■ EXTRACTED ENTRIES:
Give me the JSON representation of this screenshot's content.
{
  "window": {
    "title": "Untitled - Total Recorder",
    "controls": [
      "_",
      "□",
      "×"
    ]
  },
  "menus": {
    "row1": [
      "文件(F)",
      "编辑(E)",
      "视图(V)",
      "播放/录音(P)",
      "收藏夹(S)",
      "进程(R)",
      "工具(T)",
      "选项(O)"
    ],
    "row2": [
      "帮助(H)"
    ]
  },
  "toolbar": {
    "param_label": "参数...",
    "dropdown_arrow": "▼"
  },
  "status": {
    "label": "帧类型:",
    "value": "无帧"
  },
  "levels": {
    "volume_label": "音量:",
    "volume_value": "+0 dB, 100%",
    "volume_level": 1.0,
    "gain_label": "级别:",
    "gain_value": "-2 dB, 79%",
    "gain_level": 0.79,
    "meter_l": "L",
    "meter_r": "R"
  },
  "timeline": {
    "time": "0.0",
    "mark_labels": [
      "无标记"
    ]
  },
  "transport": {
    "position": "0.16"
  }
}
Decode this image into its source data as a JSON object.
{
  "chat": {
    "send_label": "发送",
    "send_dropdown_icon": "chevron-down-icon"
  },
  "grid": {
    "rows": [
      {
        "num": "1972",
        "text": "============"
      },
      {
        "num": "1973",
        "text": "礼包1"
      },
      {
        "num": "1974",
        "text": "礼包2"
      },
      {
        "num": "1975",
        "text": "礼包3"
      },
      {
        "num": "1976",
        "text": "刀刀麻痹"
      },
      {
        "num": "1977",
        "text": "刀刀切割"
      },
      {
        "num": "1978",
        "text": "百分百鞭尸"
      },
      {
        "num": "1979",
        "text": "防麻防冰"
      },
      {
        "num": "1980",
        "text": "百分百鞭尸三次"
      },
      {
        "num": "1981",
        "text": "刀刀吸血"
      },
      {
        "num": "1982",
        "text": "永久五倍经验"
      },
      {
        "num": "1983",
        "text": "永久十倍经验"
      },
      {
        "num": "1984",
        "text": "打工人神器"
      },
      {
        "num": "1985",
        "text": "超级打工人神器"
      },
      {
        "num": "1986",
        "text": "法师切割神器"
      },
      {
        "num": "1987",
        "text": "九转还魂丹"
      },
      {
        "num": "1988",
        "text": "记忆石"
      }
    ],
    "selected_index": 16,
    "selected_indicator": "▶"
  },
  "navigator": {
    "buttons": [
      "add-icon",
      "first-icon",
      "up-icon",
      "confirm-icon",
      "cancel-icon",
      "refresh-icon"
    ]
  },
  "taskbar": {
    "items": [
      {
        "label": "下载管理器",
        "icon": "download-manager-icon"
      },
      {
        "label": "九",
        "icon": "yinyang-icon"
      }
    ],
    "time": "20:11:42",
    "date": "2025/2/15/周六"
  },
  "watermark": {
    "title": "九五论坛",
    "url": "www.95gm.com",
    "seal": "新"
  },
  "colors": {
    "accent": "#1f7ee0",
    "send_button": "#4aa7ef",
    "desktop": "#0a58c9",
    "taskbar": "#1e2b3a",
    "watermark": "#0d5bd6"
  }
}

■ REQUIREMENT: Provide an exact reproduction of all the entries shown above.

■ WRITTEN SOLUTION:
Give me the JSON representation of this screenshot's content.
{
  "window": {
    "title": "Untitled - Total Recorder",
    "controls": [
      "_",
      "□",
      "×"
    ]
  },
  "menus": {
    "row1": [
      "文件(F)",
      "编辑(E)",
      "视图(V)",
      "播放/录音(P)",
      "收藏夹(S)",
      "进程(R)",
      "工具(T)",
      "选项(O)"
    ],
    "row2": [
      "帮助(H)"
    ]
  },
  "toolbar": {
    "param_label": "参数...",
    "dropdown_arrow": "▼"
  },
  "status": {
    "label": "帧类型:",
    "value": "无帧"
  },
  "levels": {
    "volume_label": "音量:",
    "volume_value": "+0 dB, 100%",
    "volume_level": 1.0,
    "gain_label": "级别:",
    "gain_value": "-2 dB, 79%",
    "gain_level": 0.79,
    "meter_l": "L",
    "meter_r": "R"
  },
  "timeline": {
    "time": "0.0",
    "mark_labels": [
      "无标记"
    ]
  },
  "transport": {
    "position": "0.16"
  }
}
Decode this image into its source data as a JSON object.
{
  "chat": {
    "send_label": "发送",
    "send_dropdown_icon": "chevron-down-icon"
  },
  "grid": {
    "rows": [
      {
        "num": "1972",
        "text": "============"
      },
      {
        "num": "1973",
        "text": "礼包1"
      },
      {
        "num": "1974",
        "text": "礼包2"
      },
      {
        "num": "1975",
        "text": "礼包3"
      },
      {
        "num": "1976",
        "text": "刀刀麻痹"
      },
      {
        "num": "1977",
        "text": "刀刀切割"
      },
      {
        "num": "1978",
        "text": "百分百鞭尸"
      },
      {
        "num": "1979",
        "text": "防麻防冰"
      },
      {
        "num": "1980",
        "text": "百分百鞭尸三次"
      },
      {
        "num": "1981",
        "text": "刀刀吸血"
      },
      {
        "num": "1982",
        "text": "永久五倍经验"
      },
      {
        "num": "1983",
        "text": "永久十倍经验"
      },
      {
        "num": "1984",
        "text": "打工人神器"
      },
      {
        "num": "1985",
        "text": "超级打工人神器"
      },
      {
        "num": "1986",
        "text": "法师切割神器"
      },
      {
        "num": "1987",
        "text": "九转还魂丹"
      },
      {
        "num": "1988",
        "text": "记忆石"
      }
    ],
    "selected_index": 16,
    "selected_indicator": "▶"
  },
  "navigator": {
    "buttons": [
      "add-icon",
      "first-icon",
      "up-icon",
      "confirm-icon",
      "cancel-icon",
      "refresh-icon"
    ]
  },
  "taskbar": {
    "items": [
      {
        "label": "下载管理器",
        "icon": "download-manager-icon"
      },
      {
        "label": "九",
        "icon": "yinyang-icon"
      }
    ],
    "time": "20:11:42",
    "date": "2025/2/15/周六"
  },
  "watermark": {
    "title": "九五论坛",
    "url": "www.95gm.com",
    "seal": "新"
  },
  "colors": {
    "accent": "#1f7ee0",
    "send_button": "#4aa7ef",
    "desktop": "#0a58c9",
    "taskbar": "#1e2b3a",
    "watermark": "#0d5bd6"
  }
}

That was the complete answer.